Items from a data source:
● ● ● ● ● ● ●

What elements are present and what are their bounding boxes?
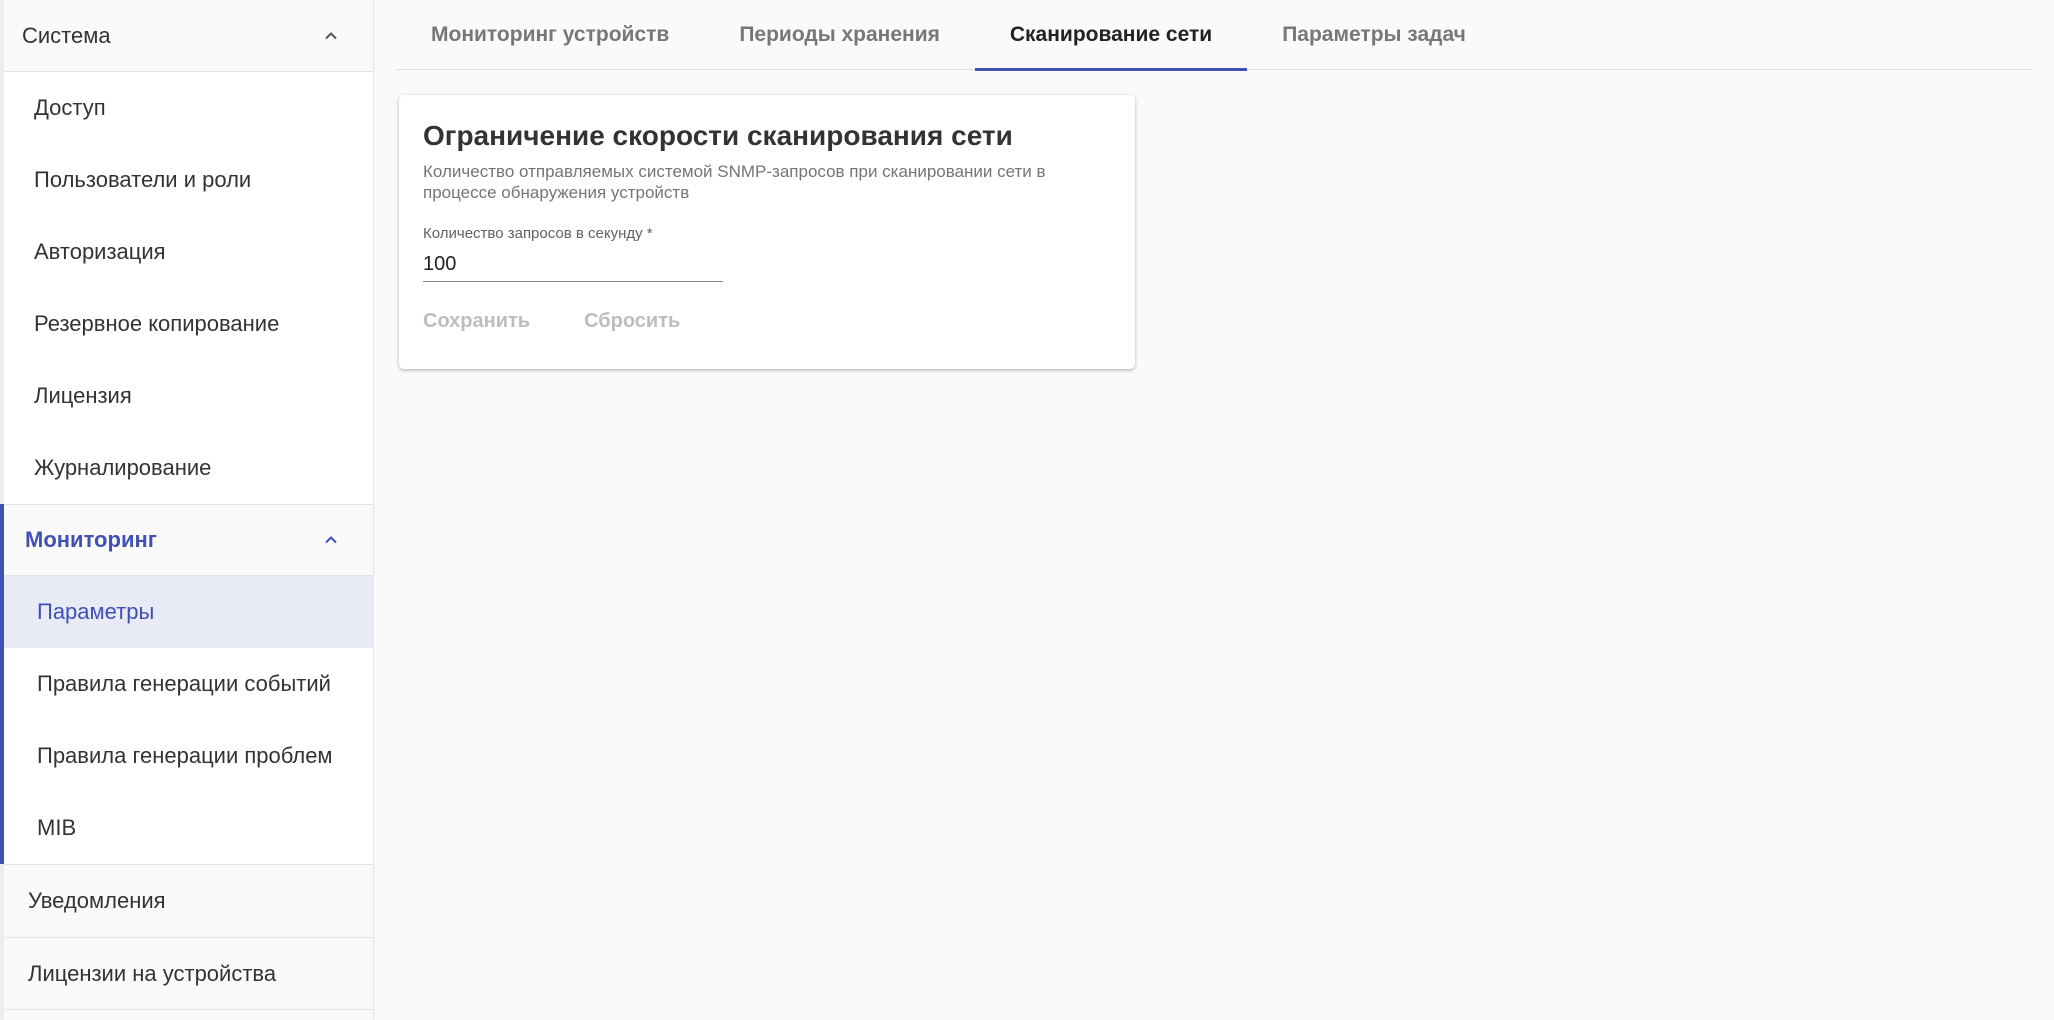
sidebar-group-label: Мониторинг — [25, 527, 157, 552]
tab-label: Сканирование сети — [1009, 23, 1213, 46]
sidebar-item-problem-rules[interactable]: Правила генерации проблем — [4, 720, 373, 792]
sidebar-item-users-roles[interactable]: Пользователи и роли — [4, 144, 373, 216]
sidebar-group-notifications[interactable]: Уведомления — [4, 864, 373, 937]
tab-label: Параметры задач — [1282, 23, 1466, 46]
sidebar-item-mib[interactable]: MIB — [4, 792, 373, 864]
requests-per-second-label: Количество запросов в секунду * — [423, 225, 653, 242]
reset-button[interactable]: Сбросить — [572, 302, 692, 341]
requests-per-second-input[interactable] — [423, 248, 723, 282]
tab-network-scan[interactable]: Сканирование сети — [974, 0, 1248, 71]
sidebar-group-header-system[interactable]: Система — [4, 0, 373, 72]
tab-label: Мониторинг устройств — [431, 23, 670, 46]
tab-label: Периоды хранения — [739, 23, 940, 46]
sidebar-item-label: MIB — [37, 815, 77, 840]
sidebar-group-monitoring: Мониторинг Параметры Правила генерации с… — [0, 504, 373, 864]
sidebar-group-label: Система — [22, 22, 111, 48]
tab-task-parameters[interactable]: Параметры задач — [1247, 0, 1501, 70]
sidebar: Система Доступ Пользователи и роли Автор… — [0, 0, 374, 1020]
sidebar-item-label: Правила генерации проблем — [37, 743, 333, 768]
sidebar-item-label: Лицензия — [34, 383, 132, 408]
sidebar-item-license[interactable]: Лицензия — [4, 360, 373, 432]
sidebar-item-label: Доступ — [34, 95, 106, 120]
sidebar-item-event-rules[interactable]: Правила генерации событий — [4, 648, 373, 720]
save-button[interactable]: Сохранить — [411, 302, 542, 341]
sidebar-item-label: Параметры — [37, 599, 155, 624]
card-title: Ограничение скорости сканирования сети — [423, 120, 1013, 151]
sidebar-item-label: Резервное копирование — [34, 311, 280, 336]
sidebar-item-access[interactable]: Доступ — [4, 72, 373, 144]
sidebar-group-label: Уведомления — [28, 888, 166, 913]
tab-device-monitoring[interactable]: Мониторинг устройств — [396, 0, 704, 70]
sidebar-group-system: Система Доступ Пользователи и роли Автор… — [4, 0, 373, 504]
sidebar-group-header-monitoring[interactable]: Мониторинг — [4, 504, 373, 576]
sidebar-group-label: Лицензии на устройства — [28, 960, 277, 986]
sidebar-item-authorization[interactable]: Авторизация — [4, 216, 373, 288]
chevron-up-icon[interactable] — [319, 24, 343, 48]
sidebar-group-device-licenses[interactable]: Лицензии на устройства — [4, 937, 373, 1010]
tab-retention-periods[interactable]: Периоды хранения — [704, 0, 975, 70]
sidebar-item-label: Пользователи и роли — [34, 167, 252, 192]
main-content: Мониторинг устройств Периоды хранения Ск… — [374, 0, 2054, 1020]
card-description: Количество отправляемых системой SNMP-за… — [423, 162, 1046, 202]
chevron-up-icon[interactable] — [319, 528, 343, 552]
sidebar-item-label: Авторизация — [34, 239, 166, 264]
scan-rate-card: Ограничение скорости сканирования сети К… — [399, 95, 1135, 369]
sidebar-item-label: Правила генерации событий — [37, 671, 331, 696]
sidebar-item-logging[interactable]: Журналирование — [4, 432, 373, 504]
sidebar-item-backup[interactable]: Резервное копирование — [4, 288, 373, 360]
tab-bar: Мониторинг устройств Периоды хранения Ск… — [396, 0, 2032, 71]
sidebar-item-label: Журналирование — [34, 455, 212, 480]
sidebar-item-parameters[interactable]: Параметры — [4, 576, 373, 648]
card-actions: Сохранить Сбросить — [411, 302, 1111, 341]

● ● ● ● ● ● ●

__The exercise__: Give every line of the data above as a JSON list of strings, one string per line, with blank lines and the picture left out.

__Answer for the task__:
[
  "What elements are present and what are their bounding boxes?",
  "sidebar-group-label: Мониторинг — [25, 527, 157, 552]",
  "tab-label: Сканирование сети — [1009, 23, 1213, 46]",
  "sidebar-item-problem-rules[interactable]: Правила генерации проблем — [4, 720, 373, 792]",
  "sidebar-item-users-roles[interactable]: Пользователи и роли — [4, 144, 373, 216]",
  "sidebar-group-notifications[interactable]: Уведомления — [4, 864, 373, 937]",
  "tab-label: Параметры задач — [1282, 23, 1466, 46]",
  "sidebar-item-mib[interactable]: MIB — [4, 792, 373, 864]",
  "requests-per-second-label: Количество запросов в секунду * — [423, 225, 653, 242]",
  "reset-button[interactable]: Сбросить — [572, 302, 692, 341]",
  "requests-per-second-input[interactable] — [423, 248, 723, 282]",
  "tab-network-scan[interactable]: Сканирование сети — [974, 0, 1248, 71]",
  "sidebar-group-header-system[interactable]: Система — [4, 0, 373, 72]",
  "tab-label: Мониторинг устройств — [431, 23, 670, 46]",
  "tab-label: Периоды хранения — [739, 23, 940, 46]",
  "sidebar-item-label: MIB — [37, 815, 77, 840]",
  "sidebar-group-monitoring: Мониторинг Параметры Правила генерации с… — [0, 504, 373, 864]",
  "sidebar-group-label: Система — [22, 22, 111, 48]",
  "tab-task-parameters[interactable]: Параметры задач — [1247, 0, 1501, 70]",
  "sidebar: Система Доступ Пользователи и роли Автор… — [0, 0, 374, 1020]",
  "sidebar-item-label: Правила генерации проблем — [37, 743, 333, 768]",
  "sidebar-item-label: Лицензия — [34, 383, 132, 408]",
  "sidebar-item-license[interactable]: Лицензия — [4, 360, 373, 432]",
  "sidebar-item-label: Доступ — [34, 95, 106, 120]",
  "sidebar-item-event-rules[interactable]: Правила генерации событий — [4, 648, 373, 720]",
  "save-button[interactable]: Сохранить — [411, 302, 542, 341]",
  "sidebar-item-label: Параметры — [37, 599, 155, 624]",
  "card-title: Ограничение скорости сканирования сети — [423, 120, 1013, 151]",
  "sidebar-item-label: Резервное копирование — [34, 311, 280, 336]",
  "sidebar-item-access[interactable]: Доступ — [4, 72, 373, 144]",
  "sidebar-group-label: Уведомления — [28, 888, 166, 913]",
  "tab-device-monitoring[interactable]: Мониторинг устройств — [396, 0, 704, 70]",
  "sidebar-group-system: Система Доступ Пользователи и роли Автор… — [4, 0, 373, 504]",
  "sidebar-group-header-monitoring[interactable]: Мониторинг — [4, 504, 373, 576]",
  "sidebar-group-label: Лицензии на устройства — [28, 960, 277, 986]",
  "sidebar-item-authorization[interactable]: Авторизация — [4, 216, 373, 288]",
  "chevron-up-icon[interactable] — [319, 24, 343, 48]",
  "sidebar-group-device-licenses[interactable]: Лицензии на устройства — [4, 937, 373, 1010]",
  "tab-retention-periods[interactable]: Периоды хранения — [704, 0, 975, 70]",
  "sidebar-item-label: Пользователи и роли — [34, 167, 252, 192]",
  "main-content: Мониторинг устройств Периоды хранения Ск… — [374, 0, 2054, 1020]",
  "card-description: Количество отправляемых системой SNMP-за… — [423, 162, 1046, 202]",
  "chevron-up-icon[interactable] — [319, 528, 343, 552]",
  "sidebar-item-label: Авторизация — [34, 239, 166, 264]",
  "scan-rate-card: Ограничение скорости сканирования сети К… — [399, 95, 1135, 369]",
  "sidebar-item-label: Правила генерации событий — [37, 671, 331, 696]",
  "sidebar-item-logging[interactable]: Журналирование — [4, 432, 373, 504]",
  "sidebar-item-backup[interactable]: Резервное копирование — [4, 288, 373, 360]",
  "tab-bar: Мониторинг устройств Периоды хранения Ск… — [396, 0, 2032, 71]",
  "sidebar-item-label: Журналирование — [34, 455, 212, 480]",
  "sidebar-item-parameters[interactable]: Параметры — [4, 576, 373, 648]",
  "card-actions: Сохранить Сбросить — [411, 302, 1111, 341]"
]